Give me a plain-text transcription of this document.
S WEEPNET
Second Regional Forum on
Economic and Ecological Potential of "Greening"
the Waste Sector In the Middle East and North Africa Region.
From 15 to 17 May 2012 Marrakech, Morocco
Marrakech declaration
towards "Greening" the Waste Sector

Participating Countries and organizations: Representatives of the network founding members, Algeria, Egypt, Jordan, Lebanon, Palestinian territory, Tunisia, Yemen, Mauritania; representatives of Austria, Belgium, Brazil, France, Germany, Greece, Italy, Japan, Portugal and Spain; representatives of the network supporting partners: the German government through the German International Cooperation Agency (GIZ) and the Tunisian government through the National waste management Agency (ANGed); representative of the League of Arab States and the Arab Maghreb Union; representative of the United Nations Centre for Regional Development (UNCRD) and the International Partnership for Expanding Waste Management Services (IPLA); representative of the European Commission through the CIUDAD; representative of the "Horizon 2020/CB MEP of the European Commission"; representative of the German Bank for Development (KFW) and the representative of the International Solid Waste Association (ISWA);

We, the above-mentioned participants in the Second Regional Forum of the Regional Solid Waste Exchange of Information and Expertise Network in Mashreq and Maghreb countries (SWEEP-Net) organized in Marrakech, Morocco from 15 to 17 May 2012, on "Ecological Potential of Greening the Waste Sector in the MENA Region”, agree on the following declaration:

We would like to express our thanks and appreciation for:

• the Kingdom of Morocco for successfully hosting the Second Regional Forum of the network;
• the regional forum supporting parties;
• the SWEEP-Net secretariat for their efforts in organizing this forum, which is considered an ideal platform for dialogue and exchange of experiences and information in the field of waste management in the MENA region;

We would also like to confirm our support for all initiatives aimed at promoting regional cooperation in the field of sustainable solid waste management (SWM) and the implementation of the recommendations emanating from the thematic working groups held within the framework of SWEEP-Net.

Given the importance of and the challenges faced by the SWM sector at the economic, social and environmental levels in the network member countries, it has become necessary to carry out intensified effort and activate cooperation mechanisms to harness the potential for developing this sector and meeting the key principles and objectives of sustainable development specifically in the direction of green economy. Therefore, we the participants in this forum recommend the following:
———
▶ Written problem: Retype the listing exactly, in full.

▶ Response:
Give me a plain-text transcription of this document.
S WEEPNET
Second Regional Forum on
Economic and Ecological Potential of "Greening"
the Waste Sector In the Middle East and North Africa Region.
From 15 to 17 May 2012 Marrakech, Morocco
Marrakech declaration
towards "Greening" the Waste Sector

Participating Countries and organizations: Representatives of the network founding members, Algeria, Egypt, Jordan, Lebanon, Palestinian territory, Tunisia, Yemen, Mauritania; representatives of Austria, Belgium, Brazil, France, Germany, Greece, Italy, Japan, Portugal and Spain; representatives of the network supporting partners: the German government through the German International Cooperation Agency (GIZ) and the Tunisian government through the National waste management Agency (ANGed); representative of the League of Arab States and the Arab Maghreb Union; representative of the United Nations Centre for Regional Development (UNCRD) and the International Partnership for Expanding Waste Management Services (IPLA); representative of the European Commission through the CIUDAD; representative of the "Horizon 2020/CB MEP of the European Commission"; representative of the German Bank for Development (KFW) and the representative of the International Solid Waste Association (ISWA);

We, the above-mentioned participants in the Second Regional Forum of the Regional Solid Waste Exchange of Information and Expertise Network in Mashreq and Maghreb countries (SWEEP-Net) organized in Marrakech, Morocco from 15 to 17 May 2012, on "Ecological Potential of Greening the Waste Sector in the MENA Region”, agree on the following declaration:

We would like to express our thanks and appreciation for:

• the Kingdom of Morocco for successfully hosting the Second Regional Forum of the network;
• the regional forum supporting parties;
• the SWEEP-Net secretariat for their efforts in organizing this forum, which is considered an ideal platform for dialogue and exchange of experiences and information in the field of waste management in the MENA region;

We would also like to confirm our support for all initiatives aimed at promoting regional cooperation in the field of sustainable solid waste management (SWM) and the implementation of the recommendations emanating from the thematic working groups held within the framework of SWEEP-Net.

Given the importance of and the challenges faced by the SWM sector at the economic, social and environmental levels in the network member countries, it has become necessary to carry out intensified effort and activate cooperation mechanisms to harness the potential for developing this sector and meeting the key principles and objectives of sustainable development specifically in the direction of green economy. Therefore, we the participants in this forum recommend the following:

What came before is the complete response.